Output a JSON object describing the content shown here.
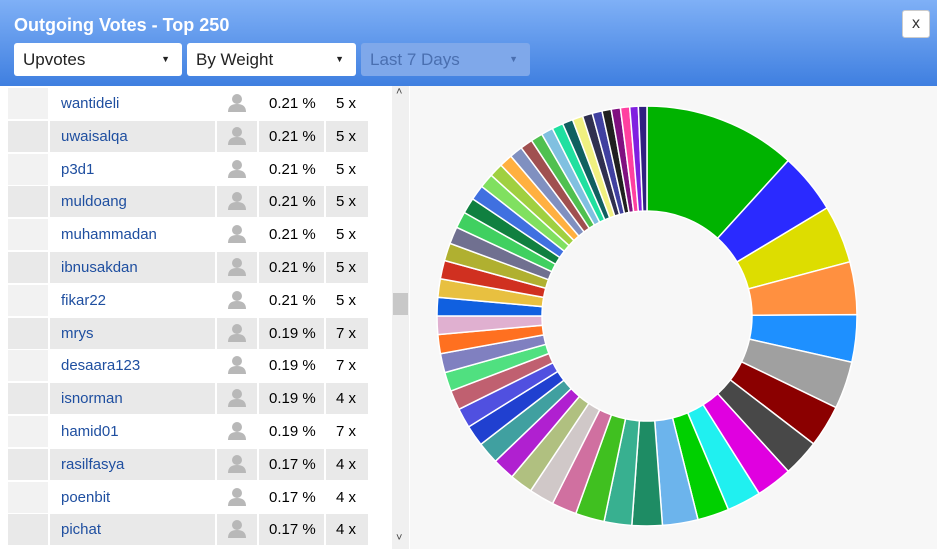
{
  "header": {
    "title": "Outgoing Votes - Top 250",
    "close": "x",
    "filters": [
      {
        "label": "Upvotes",
        "disabled": false
      },
      {
        "label": "By Weight",
        "disabled": false
      },
      {
        "label": "Last 7 Days",
        "disabled": true
      }
    ]
  },
  "table": {
    "rows": [
      [
        "wantideli",
        "0.21 %",
        "5 x"
      ],
      [
        "uwaisalqa",
        "0.21 %",
        "5 x"
      ],
      [
        "p3d1",
        "0.21 %",
        "5 x"
      ],
      [
        "muldoang",
        "0.21 %",
        "5 x"
      ],
      [
        "muhammadan",
        "0.21 %",
        "5 x"
      ],
      [
        "ibnusakdan",
        "0.21 %",
        "5 x"
      ],
      [
        "fikar22",
        "0.21 %",
        "5 x"
      ],
      [
        "mrys",
        "0.19 %",
        "7 x"
      ],
      [
        "desaara123",
        "0.19 %",
        "7 x"
      ],
      [
        "isnorman",
        "0.19 %",
        "4 x"
      ],
      [
        "hamid01",
        "0.19 %",
        "7 x"
      ],
      [
        "rasilfasya",
        "0.17 %",
        "4 x"
      ],
      [
        "poenbit",
        "0.17 %",
        "4 x"
      ],
      [
        "pichat",
        "0.17 %",
        "4 x"
      ]
    ]
  },
  "chart_data": {
    "type": "donut",
    "values": [
      11.6,
      4.6,
      4.4,
      4.0,
      3.6,
      3.6,
      3.2,
      2.8,
      2.75,
      2.6,
      2.4,
      2.7,
      2.3,
      2.1,
      2.2,
      1.9,
      1.9,
      1.75,
      1.7,
      1.67,
      1.6,
      1.5,
      1.5,
      1.45,
      1.45,
      1.45,
      1.4,
      1.4,
      1.4,
      1.4,
      1.35,
      1.3,
      1.25,
      1.2,
      1.15,
      1.1,
      1.05,
      1.0,
      1.0,
      0.95,
      0.9,
      0.9,
      0.85,
      0.8,
      0.8,
      0.75,
      0.75,
      0.7,
      0.7,
      0.7,
      0.65,
      0.65
    ],
    "colors": [
      "#00b300",
      "#2a2aff",
      "#dddd00",
      "#ff9040",
      "#1e90ff",
      "#a0a0a0",
      "#8b0000",
      "#484848",
      "#e000e0",
      "#20f0f0",
      "#00d000",
      "#6cb4ec",
      "#1e8c64",
      "#38b090",
      "#40c020",
      "#d070a0",
      "#d0c8c8",
      "#b0c080",
      "#b020d0",
      "#40a0a0",
      "#2040d0",
      "#5050e0",
      "#c06070",
      "#50e080",
      "#8080c0",
      "#ff7020",
      "#e0b0d0",
      "#1060e0",
      "#e8c040",
      "#d03020",
      "#b0b030",
      "#707090",
      "#40d060",
      "#108040",
      "#4070e0",
      "#80e060",
      "#a0d040",
      "#ffb040",
      "#8090c0",
      "#a05050",
      "#50c050",
      "#80c0e0",
      "#20e0a0",
      "#106060",
      "#f0f080",
      "#303050",
      "#4040a0",
      "#202020",
      "#801080",
      "#ff40a0",
      "#8020e0",
      "#302080"
    ]
  }
}
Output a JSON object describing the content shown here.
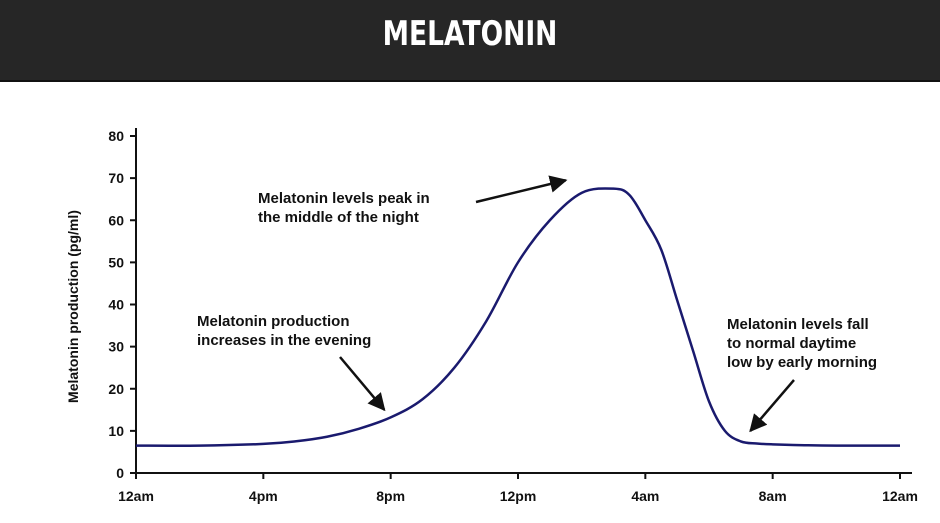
{
  "header": {
    "title": "MELATONIN"
  },
  "colors": {
    "header_bg": "#262626",
    "curve": "#1a1a6e",
    "axis": "#111111",
    "text": "#111111"
  },
  "chart_data": {
    "type": "line",
    "ylabel": "Melatonin production (pg/ml)",
    "xlabel": "",
    "ylim": [
      0,
      80
    ],
    "yticks": [
      0,
      10,
      20,
      30,
      40,
      50,
      60,
      70,
      80
    ],
    "xlim": [
      0,
      24
    ],
    "xticks": [
      {
        "value": 0,
        "label": "12am"
      },
      {
        "value": 4,
        "label": "4pm"
      },
      {
        "value": 8,
        "label": "8pm"
      },
      {
        "value": 12,
        "label": "12pm"
      },
      {
        "value": 16,
        "label": "4am"
      },
      {
        "value": 20,
        "label": "8am"
      },
      {
        "value": 24,
        "label": "12am"
      }
    ],
    "grid": false,
    "series": [
      {
        "x": [
          0,
          2,
          4,
          5,
          6,
          7,
          8,
          9,
          10,
          11,
          12,
          13,
          14,
          15,
          15.5,
          16,
          16.5,
          17,
          17.5,
          18,
          18.5,
          19,
          19.5,
          20,
          21,
          22,
          24
        ],
        "y": [
          6.5,
          6.5,
          6.9,
          7.5,
          8.6,
          10.5,
          13.2,
          17.5,
          25,
          36,
          50,
          60,
          66.5,
          67.5,
          66,
          60,
          53,
          41,
          29,
          17,
          10,
          7.5,
          7,
          6.8,
          6.6,
          6.5,
          6.5
        ]
      }
    ],
    "annotations": [
      {
        "lines": [
          "Melatonin levels peak in",
          "the middle of the night"
        ],
        "arrow_to": {
          "x": 13.5,
          "y": 69.5
        }
      },
      {
        "lines": [
          "Melatonin production",
          "increases in the evening"
        ],
        "arrow_to": {
          "x": 7.8,
          "y": 15
        }
      },
      {
        "lines": [
          "Melatonin levels fall",
          "to normal daytime",
          "low by early morning"
        ],
        "arrow_to": {
          "x": 19.3,
          "y": 10
        }
      }
    ]
  }
}
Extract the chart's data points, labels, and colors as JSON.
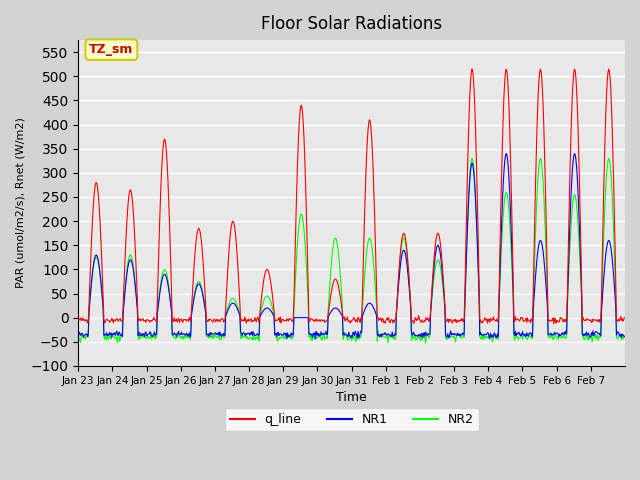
{
  "title": "Floor Solar Radiations",
  "xlabel": "Time",
  "ylabel": "PAR (umol/m2/s), Rnet (W/m2)",
  "ylim": [
    -100,
    575
  ],
  "yticks": [
    -100,
    -50,
    0,
    50,
    100,
    150,
    200,
    250,
    300,
    350,
    400,
    450,
    500,
    550
  ],
  "xtick_labels": [
    "Jan 23",
    "Jan 24",
    "Jan 25",
    "Jan 26",
    "Jan 27",
    "Jan 28",
    "Jan 29",
    "Jan 30",
    "Jan 31",
    "Feb 1",
    "Feb 2",
    "Feb 3",
    "Feb 4",
    "Feb 5",
    "Feb 6",
    "Feb 7"
  ],
  "annotation_text": "TZ_sm",
  "annotation_bg": "#FFFFCC",
  "annotation_border": "#CCCC00",
  "annotation_text_color": "#CC0000",
  "colors": {
    "q_line": "#FF0000",
    "NR1": "#0000FF",
    "NR2": "#00FF00"
  },
  "bg_color": "#E8E8E8",
  "grid_color": "#FFFFFF",
  "legend_labels": [
    "q_line",
    "NR1",
    "NR2"
  ],
  "n_days": 16,
  "pts_per_day": 48,
  "day_peaks_q": [
    280,
    265,
    370,
    185,
    200,
    100,
    440,
    80,
    410,
    175,
    175,
    515,
    515,
    515,
    515,
    515
  ],
  "day_peaks_nr1": [
    130,
    120,
    90,
    70,
    30,
    20,
    0,
    20,
    30,
    140,
    150,
    320,
    340,
    160,
    340,
    160
  ],
  "day_peaks_nr2": [
    125,
    130,
    100,
    75,
    40,
    45,
    215,
    165,
    165,
    165,
    120,
    330,
    260,
    330,
    255,
    330
  ]
}
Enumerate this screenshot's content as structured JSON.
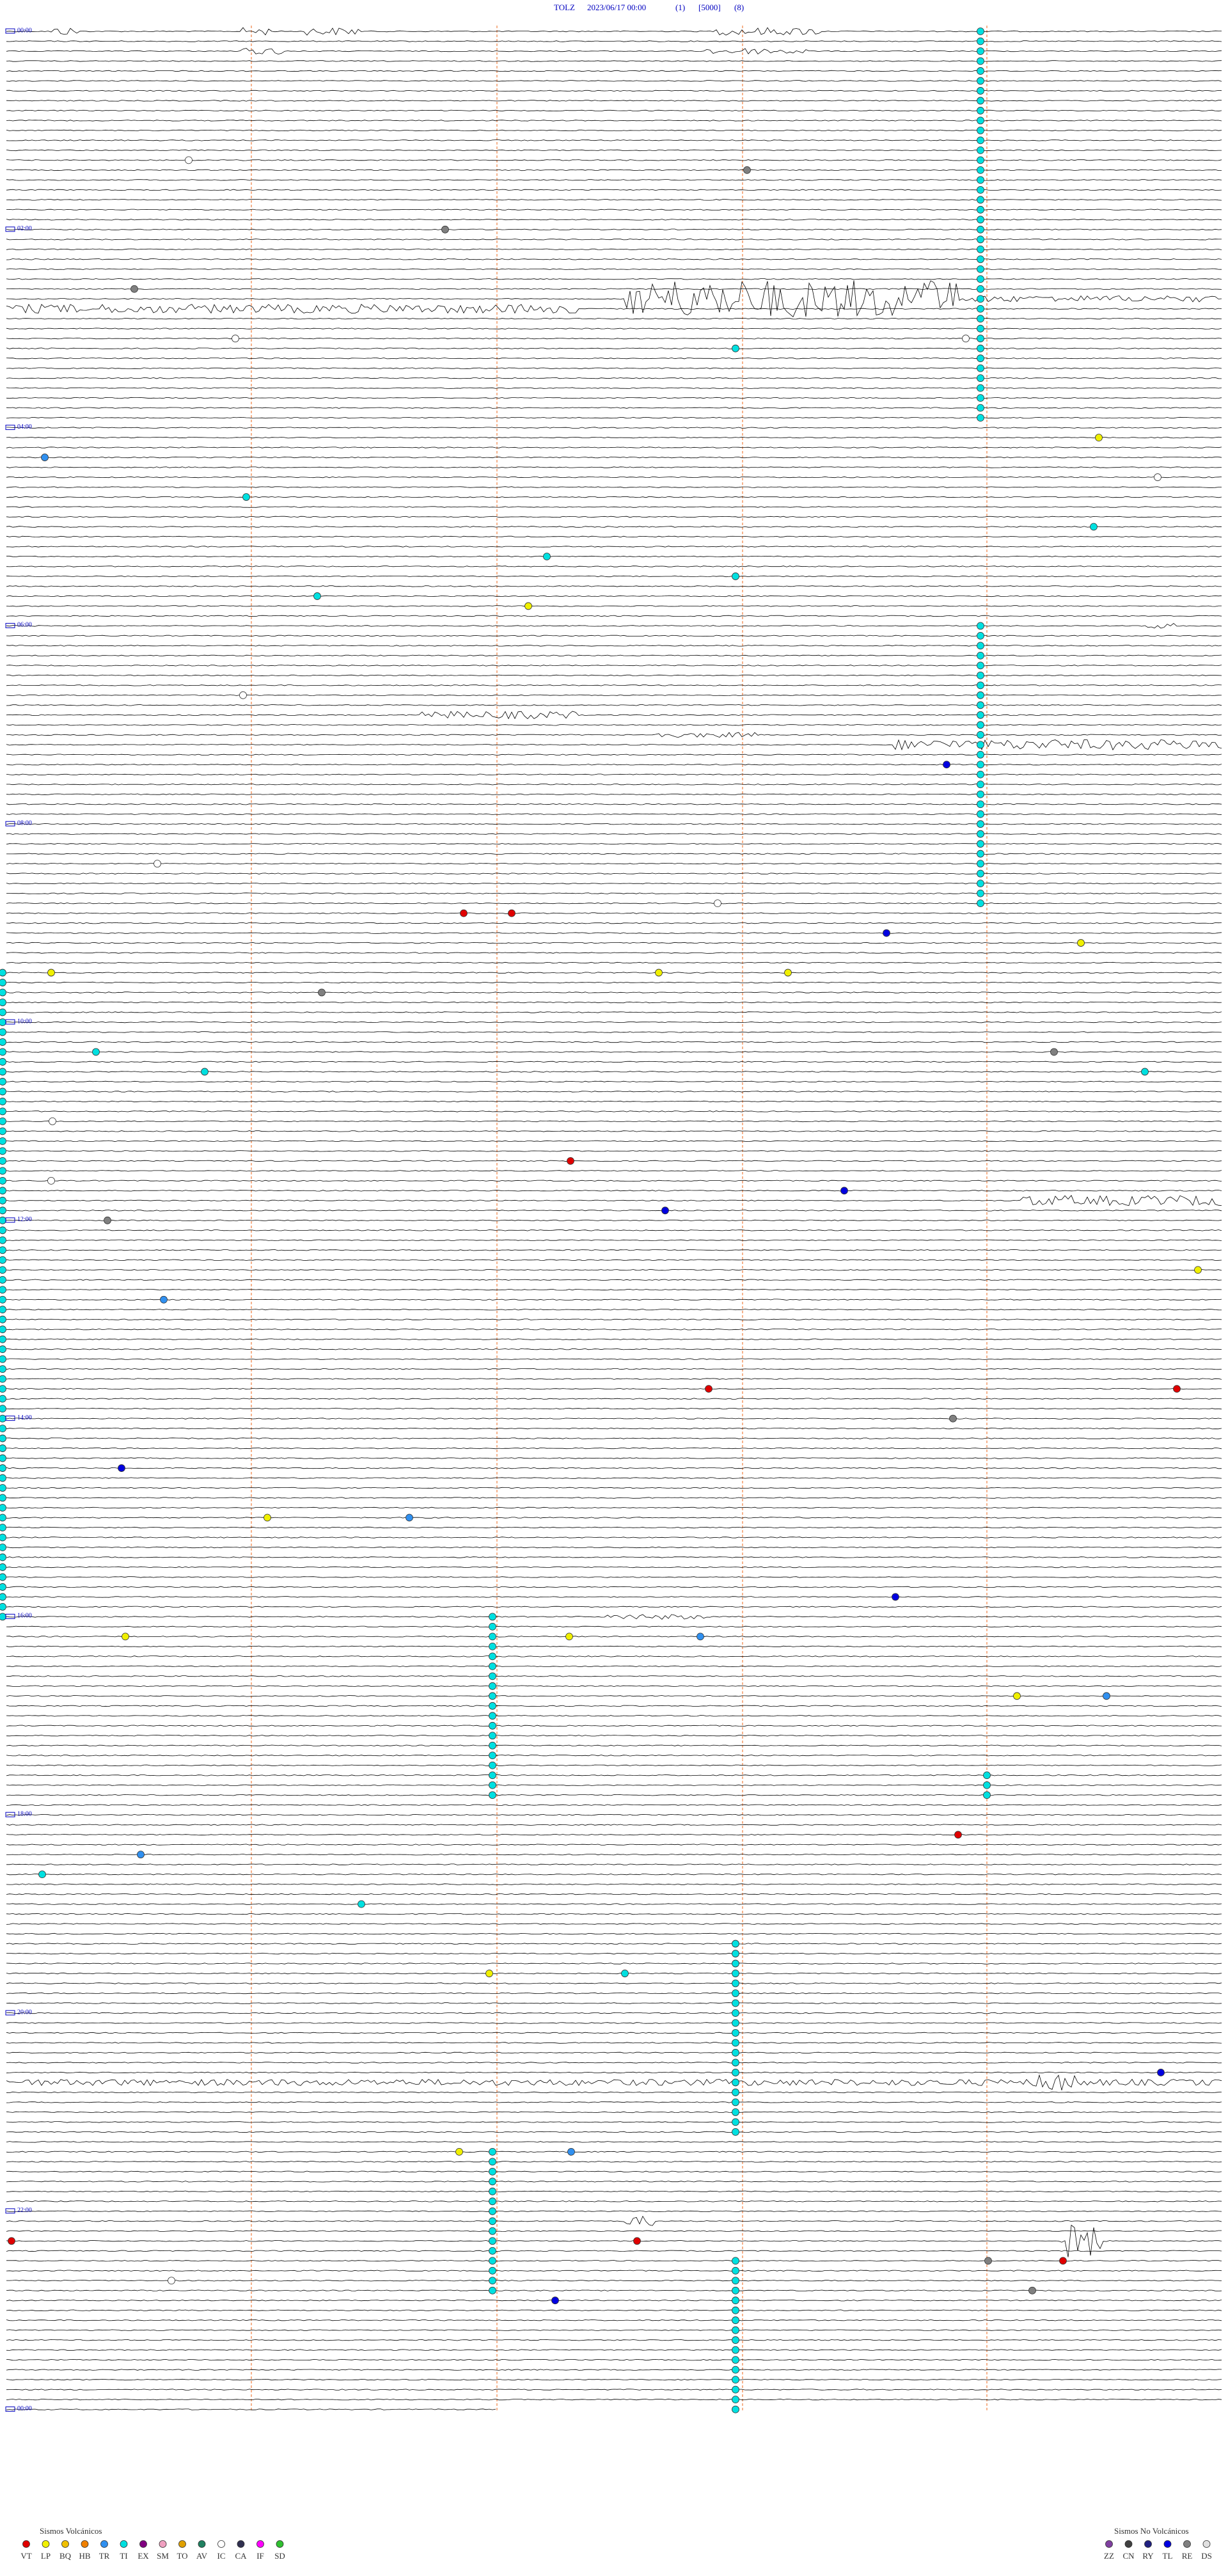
{
  "header": {
    "station": "TOLZ",
    "datetime": "2023/06/17 00:00",
    "channel": "(1)",
    "scale": "[5000]",
    "filter": "(8)"
  },
  "hour_labels": [
    "00:00",
    "02:00",
    "04:00",
    "06:00",
    "08:00",
    "10:00",
    "12:00",
    "14:00",
    "16:00",
    "18:00",
    "20:00",
    "22:00",
    "00:00"
  ],
  "legend": {
    "volcanic": {
      "title": "Sismos Volcánicos",
      "items": [
        {
          "code": "VT",
          "color": "#e00000"
        },
        {
          "code": "LP",
          "color": "#f0f000"
        },
        {
          "code": "BQ",
          "color": "#f0c000"
        },
        {
          "code": "HB",
          "color": "#f08000"
        },
        {
          "code": "TR",
          "color": "#3090f0"
        },
        {
          "code": "TI",
          "color": "#00e0e0"
        },
        {
          "code": "EX",
          "color": "#800080"
        },
        {
          "code": "SM",
          "color": "#f0a0c0"
        },
        {
          "code": "TO",
          "color": "#e0a000"
        },
        {
          "code": "AV",
          "color": "#208060"
        },
        {
          "code": "IC",
          "color": "#ffffff"
        },
        {
          "code": "CA",
          "color": "#303050"
        },
        {
          "code": "IF",
          "color": "#ff00ff"
        },
        {
          "code": "SD",
          "color": "#30c030"
        }
      ]
    },
    "non_volcanic": {
      "title": "Sismos No Volcánicos",
      "items": [
        {
          "code": "ZZ",
          "color": "#8040a0"
        },
        {
          "code": "CN",
          "color": "#404040"
        },
        {
          "code": "RY",
          "color": "#202080"
        },
        {
          "code": "TL",
          "color": "#0000e0"
        },
        {
          "code": "RE",
          "color": "#808080"
        },
        {
          "code": "DS",
          "color": "#e0e0e0"
        }
      ]
    }
  }
}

▶ **WRITTEN INSTRUCTION**
Gather each line that holds "JSON".

▶ **ANSWER TO THIS TASK**
Output a JSON object describing the content shown here.
Output a JSON object describing the content shown here.
Extract the chart's data points, labels, and colors as JSON.
Enumerate this screenshot's content as structured JSON.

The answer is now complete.